* _WRITTEN EXERCISE_: Find every line containing the word "price" and report the count, nothing more.

----------------------------------------

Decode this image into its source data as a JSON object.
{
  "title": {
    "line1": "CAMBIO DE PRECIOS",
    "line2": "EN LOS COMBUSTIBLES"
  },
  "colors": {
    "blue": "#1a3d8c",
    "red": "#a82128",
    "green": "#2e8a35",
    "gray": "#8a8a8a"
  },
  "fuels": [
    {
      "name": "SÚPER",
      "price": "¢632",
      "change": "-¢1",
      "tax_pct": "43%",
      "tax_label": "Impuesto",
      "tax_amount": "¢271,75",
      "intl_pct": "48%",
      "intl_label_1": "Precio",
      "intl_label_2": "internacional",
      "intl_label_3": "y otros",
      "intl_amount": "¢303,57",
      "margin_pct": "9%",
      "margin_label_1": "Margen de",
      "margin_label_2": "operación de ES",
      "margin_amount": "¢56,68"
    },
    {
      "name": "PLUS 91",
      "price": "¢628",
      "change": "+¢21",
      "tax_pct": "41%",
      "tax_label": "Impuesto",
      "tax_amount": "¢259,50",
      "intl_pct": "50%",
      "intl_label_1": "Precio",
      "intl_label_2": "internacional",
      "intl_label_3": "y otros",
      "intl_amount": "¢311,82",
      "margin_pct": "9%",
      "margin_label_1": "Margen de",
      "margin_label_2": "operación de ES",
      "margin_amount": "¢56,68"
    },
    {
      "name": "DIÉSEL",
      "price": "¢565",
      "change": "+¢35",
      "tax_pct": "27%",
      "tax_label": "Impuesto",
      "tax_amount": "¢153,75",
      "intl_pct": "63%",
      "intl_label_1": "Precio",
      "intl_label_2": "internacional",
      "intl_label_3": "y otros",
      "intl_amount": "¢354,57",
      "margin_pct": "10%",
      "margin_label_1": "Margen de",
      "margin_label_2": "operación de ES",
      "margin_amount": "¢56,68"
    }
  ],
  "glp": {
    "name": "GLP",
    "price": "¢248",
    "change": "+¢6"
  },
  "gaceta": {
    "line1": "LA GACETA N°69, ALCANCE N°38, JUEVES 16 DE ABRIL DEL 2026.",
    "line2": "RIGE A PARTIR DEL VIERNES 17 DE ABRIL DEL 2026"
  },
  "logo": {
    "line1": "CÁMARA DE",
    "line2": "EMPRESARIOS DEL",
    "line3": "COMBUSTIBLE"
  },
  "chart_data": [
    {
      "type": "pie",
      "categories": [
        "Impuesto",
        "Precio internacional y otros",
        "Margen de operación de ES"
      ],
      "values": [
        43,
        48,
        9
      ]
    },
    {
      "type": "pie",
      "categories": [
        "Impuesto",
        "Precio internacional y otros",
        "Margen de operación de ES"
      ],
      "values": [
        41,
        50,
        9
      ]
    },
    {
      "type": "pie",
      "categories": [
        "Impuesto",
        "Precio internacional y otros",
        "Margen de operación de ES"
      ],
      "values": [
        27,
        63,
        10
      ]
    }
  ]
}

----------------------------------------

* _REPLY_: 4